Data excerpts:
* * * * * * * * *
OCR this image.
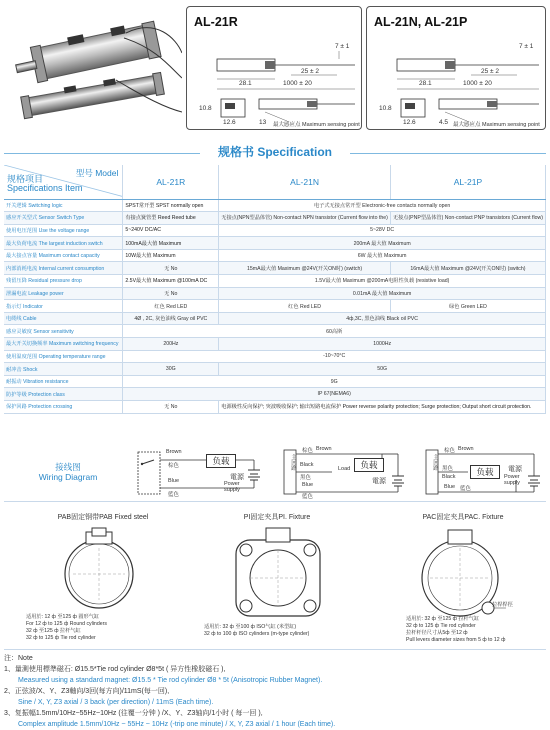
AL-21R
7 ± 1
25 ± 2
28.1	1000 ± 20
10.8
12.6	13 最大感应点 Maximum sensing point
AL-21N, AL-21P
7 ± 1
25 ± 2
28.1	1000 ± 20
10.8
12.6	4.5 最大感应点 Maximum sensing point
规格书 Specification
型号 Model
规格项目
Specifications Item	AL-21R	AL-21N	AL-21P
开关逻辑 Switching logic	SPST常开型 SPST normally open	电子式无接点常开型 Electronic-free contacts normally open	
感应开关型式 Sensor Switch Type	有接点簧管型 Reed Reed tube	无接点(NPN型晶体管) Non-contact NPN transistor (Current flow into the)	无接点(PNP型晶体管) Non-contact PNP transistors (Current flow)
使用电压范围 Use the voltage range	5~240V DC/AC	5~28V DC	
最大负荷电流 The largest induction switch	100mA最大值 Maximum	200mA 最大值 Maximum	
最大接点容量 Maximum contact capacity	10W最大值 Maximum	6W 最大值 Maximum	
内部消耗电流 Internal current consumption	无 No	15mA最大值 Maximum @24V(开关ON时) (switch)	16mA最大值 Maximum @24V(开关ON时) (switch)
残留压降 Residual pressure drop	2.5V最大值 Maximum @100mA DC	1.5V最大值 Maximum @200mA电阻性负载 (resistive load)	
泄漏电流 Leakage power	无 No	0.01mA 最大值 Maximum	
指示灯 Indicator	红色 Red LED	红色 Red LED	绿色 Green LED
电缆线 Cable	4Ø , 2C, 灰色油线 Gray oil PVC	4ф,3C, 黑色油线 Black oil PVC	
感应灵敏度 Sensor sensitivity	60高斯		
最大开关切换频率 Maximum switching frequency	200Hz	1000Hz	
使用温度范围 Operating temperature range	-10~70°C		
耐冲击 Shock	30G	50G	
耐振动 Vibration resistance	9G		
防护等级 Protection class	IP 67(NEMA6)		
保护回路 Protection crossing	无 No	电源极性反向保护; 突波吸收保护; 输出短路电流保护 Power reverse polarity protection; Surge protection; Output short circuit protection.	
接线图
Wiring Diagram
负载
Brown
棕色
Blue
藍色
電源
Power supply
主回路	负载
棕色 Brown
Black
黑色
Load
Blue
藍色
電源
主回路
负载
棕色 Brown
黑色
Black
Blue 藍色
電源
Power supply
PAB固定钢带PAB Fixed steel
适用於: 12 ф 至125 ф 圆形气缸
For 12 ф to 125 ф Round cylinders
32 ф 至125 ф 拉杆气缸
32 ф to 125 ф Tie rod cylinder
PI固定夹具PI. Fixture
适用於: 32 ф 至100 ф ISO气缸 (米型缸)
32 ф to 100 ф ISO cylinders (m-type cylinder)
PAC固定夹具PAC. Fixture
拉桿桿徑
适用於: 32 ф 至125 ф 拉杆气缸
32 ф to 125 ф Tie rod cylinder
拉杆杆径尺寸从5ф 至12 ф
Pull levers diameter sizes from 5 ф to 12 ф
注：Note
1、量測使用標準磁石: Ø15.5*Tie rod cylinder Ø8*5t ( 异方性橡胶磁石 ),
Measured using a standard magnet: Ø15.5 * Tie rod cylinder Ø8 * 5t (Anisotropic Rubber Magnet).
2、正弦波/X、Y、Z3軸向/3回(每方向)/11mS(每一回),
Sine / X, Y, Z3 axial / 3 back (per direction) / 11mS (Each time).
3、复振幅1.5mm/10Hz~55Hz~10Hz (往覆一分钟 ) /X、Y、Z3轴向/1小时 ( 每一回 ),
Complex amplitude 1.5mm/10Hz ~ 55Hz ~ 10Hz (-trip one minute) / X, Y, Z3 axial / 1 hour (Each time).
* * * * * * * * *
Your goal: Copy every line from the entries that contains the word "Each".

Answer to the problem:
Sine / X, Y, Z3 axial / 3 back (per direction) / 11mS (Each time).
Complex amplitude 1.5mm/10Hz ~ 55Hz ~ 10Hz (-trip one minute) / X, Y, Z3 axial / 1 hour (Each time).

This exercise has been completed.